As it is a FUSE filesystem it requires some dependencies to be pulled in which are documented in the INSTALL files:

# apt-get install e2fslibs e2fslibs-dev fuse-utils libfuse-dev libfuse2

There is one undocumented dependency too:

# apt-get install pkg-config

To build it the usual routine is followed:

# ./configure --prefix=/usr/local/chunkfs-fuse-trunk
# make
# make install

It appears the FUSE version lags somewhat behind the kernel version, though the FUSE version is easier to debug as it is fairly easy to run it under GDB.

Kernel module

I had expected the straight kernel filesystem version of ChunkFS to simply be a kernel module, so upon trying to clone it I was surprised to find out that it was its own self contained kernel tree! Thus began a rather painful experience.

I began by importing my existing kernel config file for the 2.6.22.1 build I was already using and enabled it as a module. I also took notice of the text on the ChunkFS PBwiki page which says:

Unfortunately I was then greeted with this error during the build:

ERROR: "shrink_dcache_for_umount" [fs/chunkfs/chunkfs.ko] undefined!
ERROR: "super_blocks" [fs/chunkfs/chunkfs.ko] undefined!
ERROR: "sb_lock" [fs/chunkfs/chunkfs.ko] undefined!

Telling it to build directly into the kernel worked, however, so it appears that (for the moment) ChunkFS will not build as a module.

However, when trying to boot this kernel it would panic on boot. Turning to Amit Gud, one of the developers, he was able to supply me with an extremely cut down kernel .config that he was using. I was able to take that and by carefully only enabling what was essential (PCI device support, SCSI support, Adaptec AACRAID driver, networking, etc) I was able to get the system to boot.

However, certainly not yet recommended for beginners!

Configuration

To be able to create a ChunkFS filesystem for either version of the filesystem you need the ChunkFS version of mkfs which again is available through git.

# cg-clone git://git.kernel.org/pub/scm/linux/kernel/git/gud/chunkfs-tools.git
# cd chunkfs-tools
# ./configure --prefix=/usr/local/chunkfs-fuse-trunk
# make
# make install

As I had 7 drives in the RAID-0 stripe I decided to set that as the number of chunks to create within the ChunkFS filesystem, like so:

# /usr/local/chunkfs-fuse-trunk/sbin/mkfs -C 7 /dev/md0

However, it was rapidly apparent that this was incredibly slow, and that it appeared to be rather a lot of I/O for each chunk. A quick investigation into the code showed that a missing break; in the argument checking code was causing the -C option to drop through into the -c option and setting the variable to enable bad block checking. Fortunately pretty easy to fix!


	This patch has been submitted upstream, but it has not yet been committed out to the kernel.org git repository, so you may want to check for yourself if you wish to experiment.

FUSE

Mounting the FUSE filesystem is the same as running any other user process, here we pass through the -o option to specify the chunks we created previously with the custom mkfs command. You will notice that the same device is referenced 7 times, that's once for each chunk specified with the -C option. Finally we specify the mount point.

> GIVEN DATA
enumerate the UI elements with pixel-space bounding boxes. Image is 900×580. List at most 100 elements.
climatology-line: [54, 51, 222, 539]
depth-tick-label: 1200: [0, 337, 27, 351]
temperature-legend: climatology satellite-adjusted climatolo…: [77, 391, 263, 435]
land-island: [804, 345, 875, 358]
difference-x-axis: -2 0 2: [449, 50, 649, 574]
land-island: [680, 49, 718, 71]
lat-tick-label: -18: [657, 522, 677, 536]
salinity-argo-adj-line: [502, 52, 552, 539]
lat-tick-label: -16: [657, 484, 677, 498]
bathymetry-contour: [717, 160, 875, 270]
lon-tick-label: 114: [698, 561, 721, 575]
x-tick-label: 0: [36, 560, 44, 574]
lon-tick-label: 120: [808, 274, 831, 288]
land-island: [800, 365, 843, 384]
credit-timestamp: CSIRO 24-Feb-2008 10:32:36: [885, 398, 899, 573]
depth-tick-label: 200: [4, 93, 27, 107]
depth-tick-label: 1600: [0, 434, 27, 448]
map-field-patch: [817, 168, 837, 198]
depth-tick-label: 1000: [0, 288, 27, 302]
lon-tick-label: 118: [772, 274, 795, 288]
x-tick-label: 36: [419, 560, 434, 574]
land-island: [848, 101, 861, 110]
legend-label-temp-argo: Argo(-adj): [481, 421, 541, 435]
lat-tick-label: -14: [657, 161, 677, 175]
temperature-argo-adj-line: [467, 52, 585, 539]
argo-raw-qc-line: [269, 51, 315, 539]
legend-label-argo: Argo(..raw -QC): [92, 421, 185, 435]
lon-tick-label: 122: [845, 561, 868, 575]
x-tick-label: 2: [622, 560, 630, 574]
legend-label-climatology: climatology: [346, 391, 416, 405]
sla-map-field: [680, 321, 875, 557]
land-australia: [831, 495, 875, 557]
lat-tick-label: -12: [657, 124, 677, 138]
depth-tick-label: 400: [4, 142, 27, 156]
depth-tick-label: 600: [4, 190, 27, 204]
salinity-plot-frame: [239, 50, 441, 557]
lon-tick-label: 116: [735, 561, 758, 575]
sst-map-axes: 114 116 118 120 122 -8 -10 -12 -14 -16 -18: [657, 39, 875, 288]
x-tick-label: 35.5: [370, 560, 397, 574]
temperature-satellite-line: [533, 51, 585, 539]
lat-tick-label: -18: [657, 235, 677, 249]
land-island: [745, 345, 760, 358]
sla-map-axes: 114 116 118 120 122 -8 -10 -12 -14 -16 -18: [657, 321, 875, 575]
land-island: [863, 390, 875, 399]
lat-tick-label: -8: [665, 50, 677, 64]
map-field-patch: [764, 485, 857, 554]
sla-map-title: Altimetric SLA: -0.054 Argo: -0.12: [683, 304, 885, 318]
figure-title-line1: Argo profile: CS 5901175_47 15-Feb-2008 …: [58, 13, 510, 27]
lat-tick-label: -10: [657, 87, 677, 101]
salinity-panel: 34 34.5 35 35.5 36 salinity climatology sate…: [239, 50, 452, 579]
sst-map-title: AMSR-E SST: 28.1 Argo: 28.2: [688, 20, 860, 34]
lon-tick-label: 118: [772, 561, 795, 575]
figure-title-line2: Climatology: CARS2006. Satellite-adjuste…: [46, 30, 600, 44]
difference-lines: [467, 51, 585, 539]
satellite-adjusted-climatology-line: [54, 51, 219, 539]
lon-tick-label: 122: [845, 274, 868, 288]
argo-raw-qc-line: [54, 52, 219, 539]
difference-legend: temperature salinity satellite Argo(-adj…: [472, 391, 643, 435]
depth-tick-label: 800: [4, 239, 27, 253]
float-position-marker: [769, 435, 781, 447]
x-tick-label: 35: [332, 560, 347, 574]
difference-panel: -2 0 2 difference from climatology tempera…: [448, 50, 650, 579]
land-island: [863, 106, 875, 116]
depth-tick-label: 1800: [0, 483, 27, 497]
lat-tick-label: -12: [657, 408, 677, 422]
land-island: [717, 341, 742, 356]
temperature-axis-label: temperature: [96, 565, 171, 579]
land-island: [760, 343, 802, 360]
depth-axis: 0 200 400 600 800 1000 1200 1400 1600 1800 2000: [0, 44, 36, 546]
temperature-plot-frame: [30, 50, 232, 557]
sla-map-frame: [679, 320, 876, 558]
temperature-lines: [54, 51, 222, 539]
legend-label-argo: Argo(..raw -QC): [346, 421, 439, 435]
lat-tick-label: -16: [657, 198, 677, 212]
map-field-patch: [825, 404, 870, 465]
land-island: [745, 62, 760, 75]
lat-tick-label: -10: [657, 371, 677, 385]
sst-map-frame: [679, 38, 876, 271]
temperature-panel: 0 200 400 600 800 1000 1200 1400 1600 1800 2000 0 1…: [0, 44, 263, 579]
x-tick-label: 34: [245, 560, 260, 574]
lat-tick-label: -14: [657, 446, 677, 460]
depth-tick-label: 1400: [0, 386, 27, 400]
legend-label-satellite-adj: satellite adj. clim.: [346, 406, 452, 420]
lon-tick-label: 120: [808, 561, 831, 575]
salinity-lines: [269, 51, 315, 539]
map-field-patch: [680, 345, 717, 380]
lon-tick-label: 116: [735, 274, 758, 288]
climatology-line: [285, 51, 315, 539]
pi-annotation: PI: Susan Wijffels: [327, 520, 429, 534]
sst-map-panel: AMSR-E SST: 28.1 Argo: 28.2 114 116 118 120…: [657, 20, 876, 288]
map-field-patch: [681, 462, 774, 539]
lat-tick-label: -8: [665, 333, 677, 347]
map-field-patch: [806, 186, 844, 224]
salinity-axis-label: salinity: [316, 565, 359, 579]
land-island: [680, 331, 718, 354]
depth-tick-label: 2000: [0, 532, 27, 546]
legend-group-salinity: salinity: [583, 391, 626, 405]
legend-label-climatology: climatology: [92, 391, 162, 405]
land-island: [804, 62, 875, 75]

> TASK INSTRUCTIONS
A) According to the ChunkFS text, which package is an undocumented dependency that must also be installed?
B) Write the next part of the ChunkFS text, starting after its final sentence about specifying the mount point.
The records have no connection to the ChunkFS text.

> EXERCISE RESULTS
A) pkg-config

B)
# /usr/local/chunkfs-fuse-trunk/sbin/chunkfs -o chunks=/dev/md0:/dev/md0:/dev/md0:/dev/md0:/dev/md0:/dev/md0:/dev/md0 /mnt

Kernel

The kernel filesystem is much simpler, even though we have 7 chunks we don't need to tell it what we have created.

# mount -t chunkfs /dev/md0

Tests

Timing Results

Here we look at the FUSE and the kernel version separately.

FUSE

Test	Time (secs)
Total	Invalid due to above failures
Extract kernel sources	47.5
Extract GCC sources	116.2
Recursive random file	26.2
Configure GCC	Failed, `../configure: Permission denied`
Kernbench	Failed, returned 0 seconds for each run
GCC `make -j16 bootstrap`	Failed as configure didn't complete.
Remove kernel source	chunkfs-fuse process crashed during this.
Bonnie++ file operations	N/A
Remove GCC tree	N/A
tiobench threaded I/O	N/A
Bonnie++ intelligent I/O	N/A

The FUSE variant seemed rather fragile, a reproducible crash prior to the results above was tracked down to a buffer overrun when the name of a file to be unlinked was being passed through. This code only appears in the FUSE variant, not the kernel version as that doesn't require this glue layer.

Bonnie++ Results

As can be seen above, the FUSE version of ChunkFS was not robust enough to survive the testing, so no Bonnie++ results were available.

Kernel

Sadly the kernel version of ChunkFS locked the machine up hard whilst trying to extract the kernel source tree, and it was not possible to track down where this was happening in the time available.

NILFS

Authors: The NILFS Development Team, NTT Laboratories
Website(s): http://www.nilfs.org/en/

Background

NILFS is a log based filesystem developed in Japan by NTT Laboratories designed to provide continuous “checkpoints” (as well as on demand) which can be converted into snapshots (a persistent checkpoint) at a later date, before the checkpoint expires and is cleaned up by the garbage collector. These snapshots are separately mountable as read-only filesystems and can be converted back into checkpoints (for garbage collection) at a later date.

It has what appears to be a rather nicely thought out set of user commands to create (mkcp), list (lscp), change (chcp) and remove (rmcp) checkpoints.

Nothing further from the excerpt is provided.